Stored data
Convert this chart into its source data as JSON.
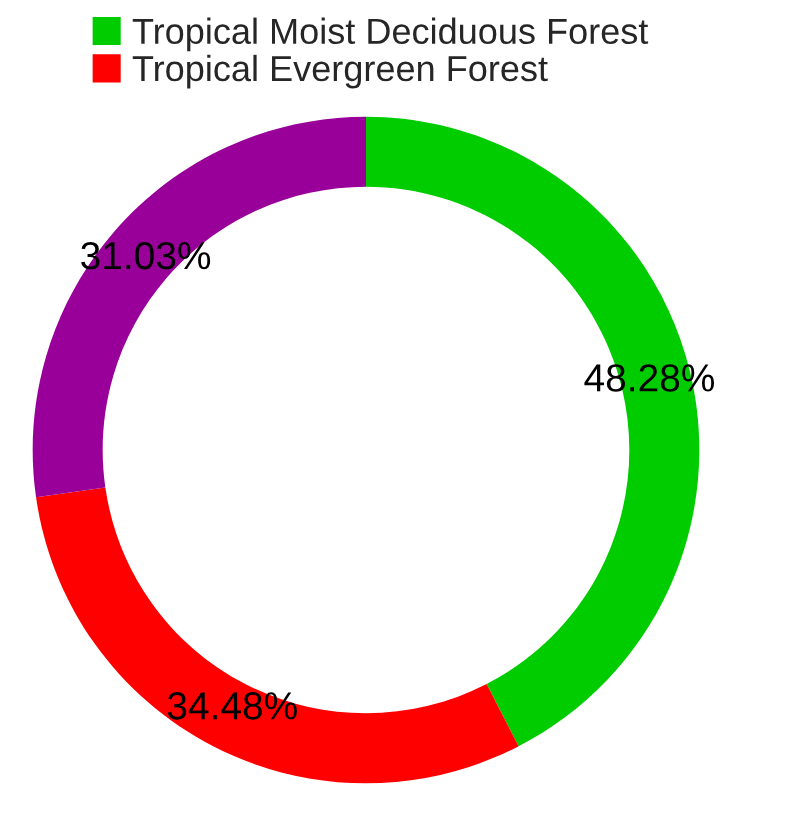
{
  "chart_data": {
    "type": "donut",
    "categories": [
      "Tropical Moist Deciduous Forest",
      "Tropical Evergreen Forest",
      null
    ],
    "values": [
      48.28,
      34.48,
      31.03
    ],
    "colors": [
      "#00cc00",
      "#ff0000",
      "#990099"
    ],
    "value_labels": [
      "48.28%",
      "34.48%",
      "31.03%"
    ],
    "legend": "top left"
  }
}
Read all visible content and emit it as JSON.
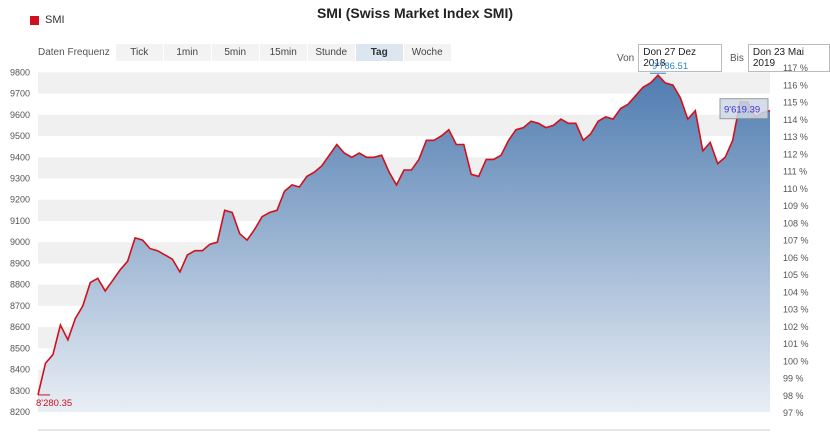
{
  "title": "SMI (Swiss Market Index SMI)",
  "legend": {
    "label": "SMI",
    "color": "#d0101e"
  },
  "frequency": {
    "label": "Daten Frequenz",
    "options": [
      "Tick",
      "1min",
      "5min",
      "15min",
      "Stunde",
      "Tag",
      "Woche"
    ],
    "selected": "Tag"
  },
  "range": {
    "from_label": "Von",
    "from_value": "Don 27 Dez 2018",
    "to_label": "Bis",
    "to_value": "Don 23 Mai 2019"
  },
  "colors": {
    "line": "#d0101e",
    "area_top": "#4f7cb0",
    "area_bottom": "#e9eef5",
    "band": "#f0f0f0"
  },
  "chart_data": {
    "type": "area",
    "series": [
      {
        "name": "SMI",
        "values": [
          8280.35,
          8430,
          8470,
          8610,
          8540,
          8640,
          8700,
          8810,
          8830,
          8770,
          8820,
          8870,
          8910,
          9020,
          9010,
          8970,
          8960,
          8940,
          8920,
          8860,
          8940,
          8960,
          8960,
          8990,
          9000,
          9150,
          9140,
          9040,
          9010,
          9060,
          9120,
          9140,
          9150,
          9240,
          9270,
          9260,
          9310,
          9330,
          9360,
          9410,
          9460,
          9420,
          9400,
          9420,
          9400,
          9400,
          9410,
          9330,
          9270,
          9340,
          9340,
          9390,
          9480,
          9480,
          9500,
          9530,
          9460,
          9460,
          9320,
          9310,
          9390,
          9390,
          9410,
          9480,
          9530,
          9540,
          9570,
          9560,
          9540,
          9550,
          9580,
          9560,
          9560,
          9480,
          9510,
          9570,
          9590,
          9580,
          9630,
          9650,
          9690,
          9730,
          9750,
          9786.51,
          9750,
          9740,
          9680,
          9580,
          9620,
          9430,
          9470,
          9370,
          9400,
          9480,
          9660,
          9660,
          9590,
          9610,
          9619.39
        ]
      }
    ],
    "y_ticks": [
      8200,
      8300,
      8400,
      8500,
      8600,
      8700,
      8800,
      8900,
      9000,
      9100,
      9200,
      9300,
      9400,
      9500,
      9600,
      9700,
      9800
    ],
    "y2_ticks": [
      "97 %",
      "98 %",
      "99 %",
      "100 %",
      "101 %",
      "102 %",
      "103 %",
      "104 %",
      "105 %",
      "106 %",
      "107 %",
      "108 %",
      "109 %",
      "110 %",
      "111 %",
      "112 %",
      "113 %",
      "114 %",
      "115 %",
      "116 %",
      "117 %"
    ],
    "y2_range": [
      97,
      117
    ],
    "ylim": [
      8200,
      9830
    ],
    "min_label": "8'280.35",
    "max_label": "9'786.51",
    "last_label": "9'619.39"
  }
}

Exercise aim
Keep the pictures out of your copy, and repeat every entry above exactly.

Response to this exercise
Convert this chart into its source data as JSON.
{
  "chart_data": {
    "type": "donut",
    "categories": [
      "Tropical Moist Deciduous Forest",
      "Tropical Evergreen Forest",
      null
    ],
    "values": [
      48.28,
      34.48,
      31.03
    ],
    "colors": [
      "#00cc00",
      "#ff0000",
      "#990099"
    ],
    "value_labels": [
      "48.28%",
      "34.48%",
      "31.03%"
    ],
    "legend": "top left"
  }
}
Read all visible content and emit it as JSON.
{
  "title": "SMI (Swiss Market Index SMI)",
  "legend": {
    "label": "SMI",
    "color": "#d0101e"
  },
  "frequency": {
    "label": "Daten Frequenz",
    "options": [
      "Tick",
      "1min",
      "5min",
      "15min",
      "Stunde",
      "Tag",
      "Woche"
    ],
    "selected": "Tag"
  },
  "range": {
    "from_label": "Von",
    "from_value": "Don 27 Dez 2018",
    "to_label": "Bis",
    "to_value": "Don 23 Mai 2019"
  },
  "colors": {
    "line": "#d0101e",
    "area_top": "#4f7cb0",
    "area_bottom": "#e9eef5",
    "band": "#f0f0f0"
  },
  "chart_data": {
    "type": "area",
    "series": [
      {
        "name": "SMI",
        "values": [
          8280.35,
          8430,
          8470,
          8610,
          8540,
          8640,
          8700,
          8810,
          8830,
          8770,
          8820,
          8870,
          8910,
          9020,
          9010,
          8970,
          8960,
          8940,
          8920,
          8860,
          8940,
          8960,
          8960,
          8990,
          9000,
          9150,
          9140,
          9040,
          9010,
          9060,
          9120,
          9140,
          9150,
          9240,
          9270,
          9260,
          9310,
          9330,
          9360,
          9410,
          9460,
          9420,
          9400,
          9420,
          9400,
          9400,
          9410,
          9330,
          9270,
          9340,
          9340,
          9390,
          9480,
          9480,
          9500,
          9530,
          9460,
          9460,
          9320,
          9310,
          9390,
          9390,
          9410,
          9480,
          9530,
          9540,
          9570,
          9560,
          9540,
          9550,
          9580,
          9560,
          9560,
          9480,
          9510,
          9570,
          9590,
          9580,
          9630,
          9650,
          9690,
          9730,
          9750,
          9786.51,
          9750,
          9740,
          9680,
          9580,
          9620,
          9430,
          9470,
          9370,
          9400,
          9480,
          9660,
          9660,
          9590,
          9610,
          9619.39
        ]
      }
    ],
    "y_ticks": [
      8200,
      8300,
      8400,
      8500,
      8600,
      8700,
      8800,
      8900,
      9000,
      9100,
      9200,
      9300,
      9400,
      9500,
      9600,
      9700,
      9800
    ],
    "y2_ticks": [
      "97 %",
      "98 %",
      "99 %",
      "100 %",
      "101 %",
      "102 %",
      "103 %",
      "104 %",
      "105 %",
      "106 %",
      "107 %",
      "108 %",
      "109 %",
      "110 %",
      "111 %",
      "112 %",
      "113 %",
      "114 %",
      "115 %",
      "116 %",
      "117 %"
    ],
    "y2_range": [
      97,
      117
    ],
    "ylim": [
      8200,
      9830
    ],
    "min_label": "8'280.35",
    "max_label": "9'786.51",
    "last_label": "9'619.39"
  }
}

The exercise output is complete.